Exercise goal:
Set down every record once more, exactly as given.

Dataset entries
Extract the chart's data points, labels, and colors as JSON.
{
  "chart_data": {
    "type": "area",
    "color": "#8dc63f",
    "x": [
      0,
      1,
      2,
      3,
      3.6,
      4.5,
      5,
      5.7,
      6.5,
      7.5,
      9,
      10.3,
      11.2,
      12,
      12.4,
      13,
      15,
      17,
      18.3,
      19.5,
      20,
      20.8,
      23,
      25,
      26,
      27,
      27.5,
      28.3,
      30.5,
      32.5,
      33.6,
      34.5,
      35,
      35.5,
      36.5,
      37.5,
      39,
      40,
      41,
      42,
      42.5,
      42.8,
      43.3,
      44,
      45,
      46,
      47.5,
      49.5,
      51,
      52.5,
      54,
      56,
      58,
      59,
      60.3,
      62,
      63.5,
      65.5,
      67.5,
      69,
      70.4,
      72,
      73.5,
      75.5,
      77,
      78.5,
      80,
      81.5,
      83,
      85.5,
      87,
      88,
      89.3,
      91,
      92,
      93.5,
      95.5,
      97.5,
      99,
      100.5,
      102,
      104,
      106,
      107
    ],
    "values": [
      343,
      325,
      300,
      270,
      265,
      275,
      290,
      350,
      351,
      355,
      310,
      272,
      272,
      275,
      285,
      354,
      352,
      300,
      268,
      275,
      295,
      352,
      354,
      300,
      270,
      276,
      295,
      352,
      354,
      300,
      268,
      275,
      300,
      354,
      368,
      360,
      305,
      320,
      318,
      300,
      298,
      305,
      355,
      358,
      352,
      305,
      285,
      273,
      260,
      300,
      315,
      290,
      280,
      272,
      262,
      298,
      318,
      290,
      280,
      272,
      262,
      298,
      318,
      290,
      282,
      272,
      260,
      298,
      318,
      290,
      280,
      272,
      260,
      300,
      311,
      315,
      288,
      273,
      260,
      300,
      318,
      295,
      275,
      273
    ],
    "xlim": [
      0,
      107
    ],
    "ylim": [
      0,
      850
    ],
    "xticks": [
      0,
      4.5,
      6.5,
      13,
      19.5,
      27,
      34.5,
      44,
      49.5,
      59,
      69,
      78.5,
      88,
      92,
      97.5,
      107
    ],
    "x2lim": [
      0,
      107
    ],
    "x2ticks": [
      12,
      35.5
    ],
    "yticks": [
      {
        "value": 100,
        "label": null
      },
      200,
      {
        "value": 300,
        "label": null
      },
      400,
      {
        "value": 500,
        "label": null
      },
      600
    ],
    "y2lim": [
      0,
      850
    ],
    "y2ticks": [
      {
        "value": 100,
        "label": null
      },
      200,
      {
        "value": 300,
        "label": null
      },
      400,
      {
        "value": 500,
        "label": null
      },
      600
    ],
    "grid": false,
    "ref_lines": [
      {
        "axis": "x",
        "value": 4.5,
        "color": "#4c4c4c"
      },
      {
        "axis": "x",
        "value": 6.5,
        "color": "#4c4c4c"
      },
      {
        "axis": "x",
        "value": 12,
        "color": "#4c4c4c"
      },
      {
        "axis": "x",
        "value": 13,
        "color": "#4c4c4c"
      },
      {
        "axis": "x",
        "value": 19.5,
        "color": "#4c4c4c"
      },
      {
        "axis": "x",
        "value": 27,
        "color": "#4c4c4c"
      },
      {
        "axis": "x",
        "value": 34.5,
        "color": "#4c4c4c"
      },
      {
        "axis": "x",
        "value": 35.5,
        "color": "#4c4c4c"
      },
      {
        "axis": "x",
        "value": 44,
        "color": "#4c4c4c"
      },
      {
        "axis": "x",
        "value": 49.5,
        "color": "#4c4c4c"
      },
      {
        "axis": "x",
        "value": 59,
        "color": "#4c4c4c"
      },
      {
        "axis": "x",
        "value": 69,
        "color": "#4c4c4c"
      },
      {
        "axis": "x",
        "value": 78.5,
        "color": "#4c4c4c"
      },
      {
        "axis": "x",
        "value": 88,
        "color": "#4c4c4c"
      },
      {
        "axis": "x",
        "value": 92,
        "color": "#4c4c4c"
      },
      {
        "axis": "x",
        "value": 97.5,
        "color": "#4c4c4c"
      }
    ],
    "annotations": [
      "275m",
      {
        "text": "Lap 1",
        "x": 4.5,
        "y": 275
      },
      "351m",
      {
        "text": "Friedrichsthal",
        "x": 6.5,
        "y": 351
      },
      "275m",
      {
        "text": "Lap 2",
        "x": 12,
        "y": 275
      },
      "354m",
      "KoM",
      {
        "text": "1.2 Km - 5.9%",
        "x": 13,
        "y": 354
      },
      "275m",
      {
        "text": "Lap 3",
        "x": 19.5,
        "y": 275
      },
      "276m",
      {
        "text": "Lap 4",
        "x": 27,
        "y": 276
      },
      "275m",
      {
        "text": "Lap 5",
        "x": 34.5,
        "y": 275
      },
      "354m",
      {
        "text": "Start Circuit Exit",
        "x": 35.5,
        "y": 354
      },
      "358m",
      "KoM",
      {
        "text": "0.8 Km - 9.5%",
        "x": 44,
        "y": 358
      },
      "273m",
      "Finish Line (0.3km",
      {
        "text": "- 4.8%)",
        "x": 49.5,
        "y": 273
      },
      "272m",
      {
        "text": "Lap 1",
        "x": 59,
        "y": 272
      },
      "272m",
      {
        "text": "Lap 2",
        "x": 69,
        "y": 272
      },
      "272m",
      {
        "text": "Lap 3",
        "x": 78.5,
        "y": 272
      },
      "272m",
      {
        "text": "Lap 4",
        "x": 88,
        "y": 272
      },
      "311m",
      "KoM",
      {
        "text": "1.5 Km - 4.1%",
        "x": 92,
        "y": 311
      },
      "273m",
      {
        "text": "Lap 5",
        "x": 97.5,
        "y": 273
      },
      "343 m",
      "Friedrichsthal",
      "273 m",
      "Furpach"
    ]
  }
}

Output of the task:
Extract the chart's data points, labels, and colors as JSON.
{
  "chart_data": {
    "type": "area",
    "color": "#8dc63f",
    "x": [
      0,
      1,
      2,
      3,
      3.6,
      4.5,
      5,
      5.7,
      6.5,
      7.5,
      9,
      10.3,
      11.2,
      12,
      12.4,
      13,
      15,
      17,
      18.3,
      19.5,
      20,
      20.8,
      23,
      25,
      26,
      27,
      27.5,
      28.3,
      30.5,
      32.5,
      33.6,
      34.5,
      35,
      35.5,
      36.5,
      37.5,
      39,
      40,
      41,
      42,
      42.5,
      42.8,
      43.3,
      44,
      45,
      46,
      47.5,
      49.5,
      51,
      52.5,
      54,
      56,
      58,
      59,
      60.3,
      62,
      63.5,
      65.5,
      67.5,
      69,
      70.4,
      72,
      73.5,
      75.5,
      77,
      78.5,
      80,
      81.5,
      83,
      85.5,
      87,
      88,
      89.3,
      91,
      92,
      93.5,
      95.5,
      97.5,
      99,
      100.5,
      102,
      104,
      106,
      107
    ],
    "values": [
      343,
      325,
      300,
      270,
      265,
      275,
      290,
      350,
      351,
      355,
      310,
      272,
      272,
      275,
      285,
      354,
      352,
      300,
      268,
      275,
      295,
      352,
      354,
      300,
      270,
      276,
      295,
      352,
      354,
      300,
      268,
      275,
      300,
      354,
      368,
      360,
      305,
      320,
      318,
      300,
      298,
      305,
      355,
      358,
      352,
      305,
      285,
      273,
      260,
      300,
      315,
      290,
      280,
      272,
      262,
      298,
      318,
      290,
      280,
      272,
      262,
      298,
      318,
      290,
      282,
      272,
      260,
      298,
      318,
      290,
      280,
      272,
      260,
      300,
      311,
      315,
      288,
      273,
      260,
      300,
      318,
      295,
      275,
      273
    ],
    "xlim": [
      0,
      107
    ],
    "ylim": [
      0,
      850
    ],
    "xticks": [
      0,
      4.5,
      6.5,
      13,
      19.5,
      27,
      34.5,
      44,
      49.5,
      59,
      69,
      78.5,
      88,
      92,
      97.5,
      107
    ],
    "x2lim": [
      0,
      107
    ],
    "x2ticks": [
      12,
      35.5
    ],
    "yticks": [
      {
        "value": 100,
        "label": null
      },
      200,
      {
        "value": 300,
        "label": null
      },
      400,
      {
        "value": 500,
        "label": null
      },
      600
    ],
    "y2lim": [
      0,
      850
    ],
    "y2ticks": [
      {
        "value": 100,
        "label": null
      },
      200,
      {
        "value": 300,
        "label": null
      },
      400,
      {
        "value": 500,
        "label": null
      },
      600
    ],
    "grid": false,
    "ref_lines": [
      {
        "axis": "x",
        "value": 4.5,
        "color": "#4c4c4c"
      },
      {
        "axis": "x",
        "value": 6.5,
        "color": "#4c4c4c"
      },
      {
        "axis": "x",
        "value": 12,
        "color": "#4c4c4c"
      },
      {
        "axis": "x",
        "value": 13,
        "color": "#4c4c4c"
      },
      {
        "axis": "x",
        "value": 19.5,
        "color": "#4c4c4c"
      },
      {
        "axis": "x",
        "value": 27,
        "color": "#4c4c4c"
      },
      {
        "axis": "x",
        "value": 34.5,
        "color": "#4c4c4c"
      },
      {
        "axis": "x",
        "value": 35.5,
        "color": "#4c4c4c"
      },
      {
        "axis": "x",
        "value": 44,
        "color": "#4c4c4c"
      },
      {
        "axis": "x",
        "value": 49.5,
        "color": "#4c4c4c"
      },
      {
        "axis": "x",
        "value": 59,
        "color": "#4c4c4c"
      },
      {
        "axis": "x",
        "value": 69,
        "color": "#4c4c4c"
      },
      {
        "axis": "x",
        "value": 78.5,
        "color": "#4c4c4c"
      },
      {
        "axis": "x",
        "value": 88,
        "color": "#4c4c4c"
      },
      {
        "axis": "x",
        "value": 92,
        "color": "#4c4c4c"
      },
      {
        "axis": "x",
        "value": 97.5,
        "color": "#4c4c4c"
      }
    ],
    "annotations": [
      "275m",
      {
        "text": "Lap 1",
        "x": 4.5,
        "y": 275
      },
      "351m",
      {
        "text": "Friedrichsthal",
        "x": 6.5,
        "y": 351
      },
      "275m",
      {
        "text": "Lap 2",
        "x": 12,
        "y": 275
      },
      "354m",
      "KoM",
      {
        "text": "1.2 Km - 5.9%",
        "x": 13,
        "y": 354
      },
      "275m",
      {
        "text": "Lap 3",
        "x": 19.5,
        "y": 275
      },
      "276m",
      {
        "text": "Lap 4",
        "x": 27,
        "y": 276
      },
      "275m",
      {
        "text": "Lap 5",
        "x": 34.5,
        "y": 275
      },
      "354m",
      {
        "text": "Start Circuit Exit",
        "x": 35.5,
        "y": 354
      },
      "358m",
      "KoM",
      {
        "text": "0.8 Km - 9.5%",
        "x": 44,
        "y": 358
      },
      "273m",
      "Finish Line (0.3km",
      {
        "text": "- 4.8%)",
        "x": 49.5,
        "y": 273
      },
      "272m",
      {
        "text": "Lap 1",
        "x": 59,
        "y": 272
      },
      "272m",
      {
        "text": "Lap 2",
        "x": 69,
        "y": 272
      },
      "272m",
      {
        "text": "Lap 3",
        "x": 78.5,
        "y": 272
      },
      "272m",
      {
        "text": "Lap 4",
        "x": 88,
        "y": 272
      },
      "311m",
      "KoM",
      {
        "text": "1.5 Km - 4.1%",
        "x": 92,
        "y": 311
      },
      "273m",
      {
        "text": "Lap 5",
        "x": 97.5,
        "y": 273
      },
      "343 m",
      "Friedrichsthal",
      "273 m",
      "Furpach"
    ]
  }
}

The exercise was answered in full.